● EXERCISE TASK
Copy the entries word for word, from their first line down to and including the line with "y-tick-label: 8,000 — [23, 69, 46, 79]".

● MATERIAL TO PROCESS
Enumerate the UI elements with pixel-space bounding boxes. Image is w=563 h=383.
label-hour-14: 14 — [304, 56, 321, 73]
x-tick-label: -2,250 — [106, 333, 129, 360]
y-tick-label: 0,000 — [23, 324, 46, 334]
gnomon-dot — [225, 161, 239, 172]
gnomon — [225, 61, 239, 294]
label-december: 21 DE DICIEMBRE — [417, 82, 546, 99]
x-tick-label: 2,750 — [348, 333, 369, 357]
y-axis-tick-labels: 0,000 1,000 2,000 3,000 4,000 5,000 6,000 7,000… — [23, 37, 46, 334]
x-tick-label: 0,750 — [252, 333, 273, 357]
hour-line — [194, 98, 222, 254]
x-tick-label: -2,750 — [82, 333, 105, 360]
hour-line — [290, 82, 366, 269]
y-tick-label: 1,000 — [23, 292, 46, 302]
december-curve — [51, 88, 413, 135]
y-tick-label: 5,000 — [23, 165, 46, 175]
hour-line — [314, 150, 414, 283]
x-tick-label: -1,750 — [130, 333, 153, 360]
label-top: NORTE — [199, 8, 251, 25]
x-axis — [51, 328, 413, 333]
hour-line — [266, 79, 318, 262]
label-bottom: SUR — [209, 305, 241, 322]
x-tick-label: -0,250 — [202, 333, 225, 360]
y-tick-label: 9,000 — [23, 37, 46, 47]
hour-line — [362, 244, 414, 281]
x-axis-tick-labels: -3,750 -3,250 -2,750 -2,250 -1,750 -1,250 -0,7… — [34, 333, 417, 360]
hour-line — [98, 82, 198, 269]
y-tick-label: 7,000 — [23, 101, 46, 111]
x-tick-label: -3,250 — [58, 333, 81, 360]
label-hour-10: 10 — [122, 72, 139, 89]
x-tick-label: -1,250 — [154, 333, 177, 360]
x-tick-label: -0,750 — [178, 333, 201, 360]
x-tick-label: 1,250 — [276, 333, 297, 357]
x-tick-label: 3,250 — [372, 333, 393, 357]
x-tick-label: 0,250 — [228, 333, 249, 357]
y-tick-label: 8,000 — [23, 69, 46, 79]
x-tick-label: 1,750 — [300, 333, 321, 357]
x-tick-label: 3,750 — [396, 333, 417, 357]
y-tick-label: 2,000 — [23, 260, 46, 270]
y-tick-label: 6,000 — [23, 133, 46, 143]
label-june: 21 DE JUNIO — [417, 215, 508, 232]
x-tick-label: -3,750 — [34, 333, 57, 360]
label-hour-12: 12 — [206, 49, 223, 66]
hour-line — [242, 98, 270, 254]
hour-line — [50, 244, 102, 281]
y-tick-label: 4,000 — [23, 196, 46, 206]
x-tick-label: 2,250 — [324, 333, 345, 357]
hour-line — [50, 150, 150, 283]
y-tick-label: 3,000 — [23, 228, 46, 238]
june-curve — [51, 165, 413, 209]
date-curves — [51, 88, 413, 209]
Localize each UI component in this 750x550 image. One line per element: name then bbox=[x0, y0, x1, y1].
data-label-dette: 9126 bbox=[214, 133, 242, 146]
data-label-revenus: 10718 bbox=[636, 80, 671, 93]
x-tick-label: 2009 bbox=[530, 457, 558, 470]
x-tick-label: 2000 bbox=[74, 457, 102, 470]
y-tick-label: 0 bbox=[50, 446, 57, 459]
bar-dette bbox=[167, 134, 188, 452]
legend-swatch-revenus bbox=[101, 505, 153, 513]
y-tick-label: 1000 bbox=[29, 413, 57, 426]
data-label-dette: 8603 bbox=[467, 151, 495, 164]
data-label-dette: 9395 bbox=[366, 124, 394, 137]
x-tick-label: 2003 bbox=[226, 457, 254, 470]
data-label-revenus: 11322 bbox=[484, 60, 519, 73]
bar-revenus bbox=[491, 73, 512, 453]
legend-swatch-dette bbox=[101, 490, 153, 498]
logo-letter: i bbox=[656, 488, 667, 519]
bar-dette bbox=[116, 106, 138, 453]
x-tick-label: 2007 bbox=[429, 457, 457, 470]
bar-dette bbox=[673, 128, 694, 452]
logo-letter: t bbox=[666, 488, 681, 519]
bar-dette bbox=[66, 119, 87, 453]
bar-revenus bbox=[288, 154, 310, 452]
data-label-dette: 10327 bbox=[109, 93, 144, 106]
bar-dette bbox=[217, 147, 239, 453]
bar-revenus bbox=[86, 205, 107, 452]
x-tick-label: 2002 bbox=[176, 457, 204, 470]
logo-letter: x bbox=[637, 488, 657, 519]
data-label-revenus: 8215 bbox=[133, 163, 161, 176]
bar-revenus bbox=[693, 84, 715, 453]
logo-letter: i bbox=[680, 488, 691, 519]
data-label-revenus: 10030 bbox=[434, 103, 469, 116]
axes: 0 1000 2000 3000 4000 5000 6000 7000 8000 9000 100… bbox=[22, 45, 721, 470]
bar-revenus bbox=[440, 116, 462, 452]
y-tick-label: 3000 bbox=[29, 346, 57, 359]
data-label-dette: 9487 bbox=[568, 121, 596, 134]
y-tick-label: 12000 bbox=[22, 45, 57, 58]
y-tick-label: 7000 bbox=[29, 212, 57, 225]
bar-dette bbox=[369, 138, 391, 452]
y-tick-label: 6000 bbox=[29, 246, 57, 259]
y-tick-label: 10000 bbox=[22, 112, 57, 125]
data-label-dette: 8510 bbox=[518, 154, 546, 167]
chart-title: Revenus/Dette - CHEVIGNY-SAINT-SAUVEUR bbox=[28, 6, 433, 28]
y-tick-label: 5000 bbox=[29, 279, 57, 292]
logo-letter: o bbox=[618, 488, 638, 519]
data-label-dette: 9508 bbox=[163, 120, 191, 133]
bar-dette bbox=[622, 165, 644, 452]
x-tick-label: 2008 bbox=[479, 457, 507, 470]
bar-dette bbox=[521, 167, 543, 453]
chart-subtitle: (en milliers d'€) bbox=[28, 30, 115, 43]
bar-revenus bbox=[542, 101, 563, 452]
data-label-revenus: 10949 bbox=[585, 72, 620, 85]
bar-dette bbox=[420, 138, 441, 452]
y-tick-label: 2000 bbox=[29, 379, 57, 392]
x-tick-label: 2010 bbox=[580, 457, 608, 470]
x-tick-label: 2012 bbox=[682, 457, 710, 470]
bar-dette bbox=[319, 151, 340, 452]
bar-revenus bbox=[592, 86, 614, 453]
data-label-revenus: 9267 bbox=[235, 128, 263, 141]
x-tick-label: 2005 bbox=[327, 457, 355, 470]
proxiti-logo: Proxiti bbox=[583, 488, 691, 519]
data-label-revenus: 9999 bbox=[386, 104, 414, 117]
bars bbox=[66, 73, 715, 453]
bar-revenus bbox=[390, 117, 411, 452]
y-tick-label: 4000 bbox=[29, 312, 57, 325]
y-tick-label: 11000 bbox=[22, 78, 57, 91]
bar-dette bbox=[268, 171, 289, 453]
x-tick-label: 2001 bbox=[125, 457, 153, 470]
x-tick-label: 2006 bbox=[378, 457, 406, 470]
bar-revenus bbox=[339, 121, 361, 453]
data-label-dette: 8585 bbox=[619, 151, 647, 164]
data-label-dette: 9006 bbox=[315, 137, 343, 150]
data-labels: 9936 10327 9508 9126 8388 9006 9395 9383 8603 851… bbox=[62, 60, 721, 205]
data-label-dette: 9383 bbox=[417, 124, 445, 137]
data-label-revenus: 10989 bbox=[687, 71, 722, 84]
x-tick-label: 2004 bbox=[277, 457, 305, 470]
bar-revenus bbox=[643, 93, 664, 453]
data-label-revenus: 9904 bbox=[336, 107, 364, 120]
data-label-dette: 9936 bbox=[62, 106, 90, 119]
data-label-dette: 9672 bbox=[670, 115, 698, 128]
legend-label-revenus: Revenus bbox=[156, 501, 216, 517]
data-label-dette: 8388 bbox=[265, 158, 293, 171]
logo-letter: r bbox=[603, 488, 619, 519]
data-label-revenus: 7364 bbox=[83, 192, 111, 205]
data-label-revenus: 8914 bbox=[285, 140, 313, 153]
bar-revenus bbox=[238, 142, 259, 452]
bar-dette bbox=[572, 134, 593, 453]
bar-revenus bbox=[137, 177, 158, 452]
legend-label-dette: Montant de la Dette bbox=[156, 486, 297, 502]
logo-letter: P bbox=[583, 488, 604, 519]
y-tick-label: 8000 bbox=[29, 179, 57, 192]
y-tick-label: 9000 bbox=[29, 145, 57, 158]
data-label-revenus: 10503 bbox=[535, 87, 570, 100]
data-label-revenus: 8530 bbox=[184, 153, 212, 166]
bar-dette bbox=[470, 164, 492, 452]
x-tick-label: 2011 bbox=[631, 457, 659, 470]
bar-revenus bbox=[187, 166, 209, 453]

● SOLVED PROBLEM
Enumerate the UI elements with pixel-space bounding boxes. Image is w=563 h=383.
label-hour-14: 14 — [304, 56, 321, 73]
x-tick-label: -2,250 — [106, 333, 129, 360]
y-tick-label: 0,000 — [23, 324, 46, 334]
gnomon-dot — [225, 161, 239, 172]
gnomon — [225, 61, 239, 294]
label-december: 21 DE DICIEMBRE — [417, 82, 546, 99]
x-tick-label: 2,750 — [348, 333, 369, 357]
y-axis-tick-labels: 0,000 1,000 2,000 3,000 4,000 5,000 6,000 7,000… — [23, 37, 46, 334]
x-tick-label: 0,750 — [252, 333, 273, 357]
hour-line — [194, 98, 222, 254]
x-tick-label: -2,750 — [82, 333, 105, 360]
hour-line — [290, 82, 366, 269]
y-tick-label: 1,000 — [23, 292, 46, 302]
december-curve — [51, 88, 413, 135]
y-tick-label: 5,000 — [23, 165, 46, 175]
hour-line — [314, 150, 414, 283]
x-tick-label: -1,750 — [130, 333, 153, 360]
label-top: NORTE — [199, 8, 251, 25]
x-axis — [51, 328, 413, 333]
hour-line — [266, 79, 318, 262]
label-bottom: SUR — [209, 305, 241, 322]
x-tick-label: -0,250 — [202, 333, 225, 360]
y-tick-label: 9,000 — [23, 37, 46, 47]
hour-line — [362, 244, 414, 281]
x-axis-tick-labels: -3,750 -3,250 -2,750 -2,250 -1,750 -1,250 -0,7… — [34, 333, 417, 360]
hour-line — [98, 82, 198, 269]
y-tick-label: 7,000 — [23, 101, 46, 111]
x-tick-label: -3,250 — [58, 333, 81, 360]
label-hour-10: 10 — [122, 72, 139, 89]
x-tick-label: -1,250 — [154, 333, 177, 360]
x-tick-label: -0,750 — [178, 333, 201, 360]
x-tick-label: 1,250 — [276, 333, 297, 357]
x-tick-label: 3,250 — [372, 333, 393, 357]
x-tick-label: 0,250 — [228, 333, 249, 357]
y-tick-label: 8,000 — [23, 69, 46, 79]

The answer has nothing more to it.